Extracted data entries:
>> START

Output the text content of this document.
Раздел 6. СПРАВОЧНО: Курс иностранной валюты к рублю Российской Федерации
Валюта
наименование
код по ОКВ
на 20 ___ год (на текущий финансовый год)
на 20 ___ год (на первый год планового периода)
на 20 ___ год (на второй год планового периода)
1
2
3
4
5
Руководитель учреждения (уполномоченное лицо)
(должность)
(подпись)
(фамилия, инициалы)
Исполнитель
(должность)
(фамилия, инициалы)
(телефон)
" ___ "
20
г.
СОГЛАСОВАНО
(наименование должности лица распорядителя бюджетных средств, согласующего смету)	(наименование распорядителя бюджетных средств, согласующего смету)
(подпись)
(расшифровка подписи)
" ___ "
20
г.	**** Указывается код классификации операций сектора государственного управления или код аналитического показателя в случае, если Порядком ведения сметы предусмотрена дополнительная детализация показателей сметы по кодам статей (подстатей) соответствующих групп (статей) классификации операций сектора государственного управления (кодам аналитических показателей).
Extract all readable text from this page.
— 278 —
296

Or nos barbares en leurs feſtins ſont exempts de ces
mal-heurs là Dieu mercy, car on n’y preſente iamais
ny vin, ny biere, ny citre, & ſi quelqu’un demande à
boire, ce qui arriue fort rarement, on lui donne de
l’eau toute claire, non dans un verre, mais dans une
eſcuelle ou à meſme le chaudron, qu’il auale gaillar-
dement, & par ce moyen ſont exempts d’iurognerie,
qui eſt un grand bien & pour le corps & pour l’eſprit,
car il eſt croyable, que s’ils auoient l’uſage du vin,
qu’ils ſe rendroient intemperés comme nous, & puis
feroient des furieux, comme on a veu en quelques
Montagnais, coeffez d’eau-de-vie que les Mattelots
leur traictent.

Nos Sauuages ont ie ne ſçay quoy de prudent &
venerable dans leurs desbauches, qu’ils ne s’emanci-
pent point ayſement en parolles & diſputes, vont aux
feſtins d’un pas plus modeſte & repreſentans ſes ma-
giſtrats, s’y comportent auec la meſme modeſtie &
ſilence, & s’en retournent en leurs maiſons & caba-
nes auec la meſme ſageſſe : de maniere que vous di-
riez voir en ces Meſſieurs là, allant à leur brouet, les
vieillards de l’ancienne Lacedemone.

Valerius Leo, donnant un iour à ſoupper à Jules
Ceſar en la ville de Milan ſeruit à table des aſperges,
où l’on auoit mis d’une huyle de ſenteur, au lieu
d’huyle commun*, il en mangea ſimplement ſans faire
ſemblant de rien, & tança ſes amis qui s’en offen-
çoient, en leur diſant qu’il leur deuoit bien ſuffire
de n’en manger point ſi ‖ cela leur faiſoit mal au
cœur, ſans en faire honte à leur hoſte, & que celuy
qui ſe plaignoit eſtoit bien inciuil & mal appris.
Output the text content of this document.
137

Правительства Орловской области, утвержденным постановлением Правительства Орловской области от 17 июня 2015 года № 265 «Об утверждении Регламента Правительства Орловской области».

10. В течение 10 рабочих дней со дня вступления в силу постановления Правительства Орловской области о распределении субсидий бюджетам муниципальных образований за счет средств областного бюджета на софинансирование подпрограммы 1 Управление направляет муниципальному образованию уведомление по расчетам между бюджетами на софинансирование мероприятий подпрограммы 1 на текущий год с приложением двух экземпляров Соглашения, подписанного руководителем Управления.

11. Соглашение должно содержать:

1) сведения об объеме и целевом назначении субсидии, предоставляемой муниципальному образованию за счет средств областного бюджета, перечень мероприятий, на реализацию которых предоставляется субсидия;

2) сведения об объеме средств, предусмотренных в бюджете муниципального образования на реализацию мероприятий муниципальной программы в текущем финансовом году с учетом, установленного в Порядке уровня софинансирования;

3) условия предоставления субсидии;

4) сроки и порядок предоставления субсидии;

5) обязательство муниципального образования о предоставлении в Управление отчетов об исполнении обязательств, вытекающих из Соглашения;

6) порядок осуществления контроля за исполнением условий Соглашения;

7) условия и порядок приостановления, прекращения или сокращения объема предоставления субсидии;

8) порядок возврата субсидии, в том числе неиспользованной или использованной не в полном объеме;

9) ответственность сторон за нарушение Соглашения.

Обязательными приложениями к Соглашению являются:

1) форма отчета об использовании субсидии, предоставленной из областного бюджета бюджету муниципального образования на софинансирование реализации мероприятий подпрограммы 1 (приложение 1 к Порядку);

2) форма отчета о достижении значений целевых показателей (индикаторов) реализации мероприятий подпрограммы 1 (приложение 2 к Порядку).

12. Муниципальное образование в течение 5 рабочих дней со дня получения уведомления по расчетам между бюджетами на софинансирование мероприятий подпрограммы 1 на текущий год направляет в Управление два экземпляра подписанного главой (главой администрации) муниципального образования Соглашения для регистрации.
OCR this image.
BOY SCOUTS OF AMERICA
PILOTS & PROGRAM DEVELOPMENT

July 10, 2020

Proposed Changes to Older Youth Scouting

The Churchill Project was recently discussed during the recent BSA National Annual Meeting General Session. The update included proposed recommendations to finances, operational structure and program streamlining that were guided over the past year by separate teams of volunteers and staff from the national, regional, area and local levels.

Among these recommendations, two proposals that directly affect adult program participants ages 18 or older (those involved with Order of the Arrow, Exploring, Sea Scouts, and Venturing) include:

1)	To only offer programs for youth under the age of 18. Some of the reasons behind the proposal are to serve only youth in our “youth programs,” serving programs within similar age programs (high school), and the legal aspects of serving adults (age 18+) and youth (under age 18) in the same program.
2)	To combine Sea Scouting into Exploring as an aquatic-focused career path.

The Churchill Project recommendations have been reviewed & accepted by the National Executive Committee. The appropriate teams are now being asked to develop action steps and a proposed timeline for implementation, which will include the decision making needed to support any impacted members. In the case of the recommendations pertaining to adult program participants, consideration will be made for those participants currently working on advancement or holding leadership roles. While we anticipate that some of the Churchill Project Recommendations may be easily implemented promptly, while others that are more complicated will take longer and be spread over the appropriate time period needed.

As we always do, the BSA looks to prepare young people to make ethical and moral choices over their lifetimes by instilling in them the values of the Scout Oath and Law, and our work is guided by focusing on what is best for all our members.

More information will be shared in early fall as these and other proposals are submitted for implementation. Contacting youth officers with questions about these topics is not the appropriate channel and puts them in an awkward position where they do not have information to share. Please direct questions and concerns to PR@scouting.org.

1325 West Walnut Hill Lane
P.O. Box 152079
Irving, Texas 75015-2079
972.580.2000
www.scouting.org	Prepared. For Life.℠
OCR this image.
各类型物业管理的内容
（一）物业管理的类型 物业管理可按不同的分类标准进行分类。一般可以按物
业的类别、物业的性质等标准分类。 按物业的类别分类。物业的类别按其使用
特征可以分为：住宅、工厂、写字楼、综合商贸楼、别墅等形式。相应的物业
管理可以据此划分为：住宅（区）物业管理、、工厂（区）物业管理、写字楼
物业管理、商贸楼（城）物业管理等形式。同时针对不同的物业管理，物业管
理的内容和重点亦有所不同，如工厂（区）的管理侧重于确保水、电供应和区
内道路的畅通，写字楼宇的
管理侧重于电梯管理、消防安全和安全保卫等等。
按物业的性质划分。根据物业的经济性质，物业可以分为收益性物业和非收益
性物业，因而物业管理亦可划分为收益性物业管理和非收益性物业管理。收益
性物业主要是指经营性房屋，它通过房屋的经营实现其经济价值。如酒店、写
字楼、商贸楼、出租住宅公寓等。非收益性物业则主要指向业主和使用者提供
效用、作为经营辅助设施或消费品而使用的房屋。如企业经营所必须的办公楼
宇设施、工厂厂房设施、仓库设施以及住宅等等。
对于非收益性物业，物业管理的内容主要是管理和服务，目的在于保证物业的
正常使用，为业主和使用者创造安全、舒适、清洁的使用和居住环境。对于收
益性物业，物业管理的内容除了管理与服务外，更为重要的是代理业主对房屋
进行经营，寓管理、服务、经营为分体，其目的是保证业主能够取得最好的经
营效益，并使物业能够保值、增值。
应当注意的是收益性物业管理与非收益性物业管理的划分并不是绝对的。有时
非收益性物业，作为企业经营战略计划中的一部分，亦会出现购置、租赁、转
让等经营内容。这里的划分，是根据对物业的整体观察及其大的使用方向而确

>> END

*Directive*
Scan the lines for the string "point". Copy out each line that matches.

*Written solution*
pent point ayſement en parolles & diſputes, vont aux
de n’en manger point ſi ‖ cela leur faiſoit mal au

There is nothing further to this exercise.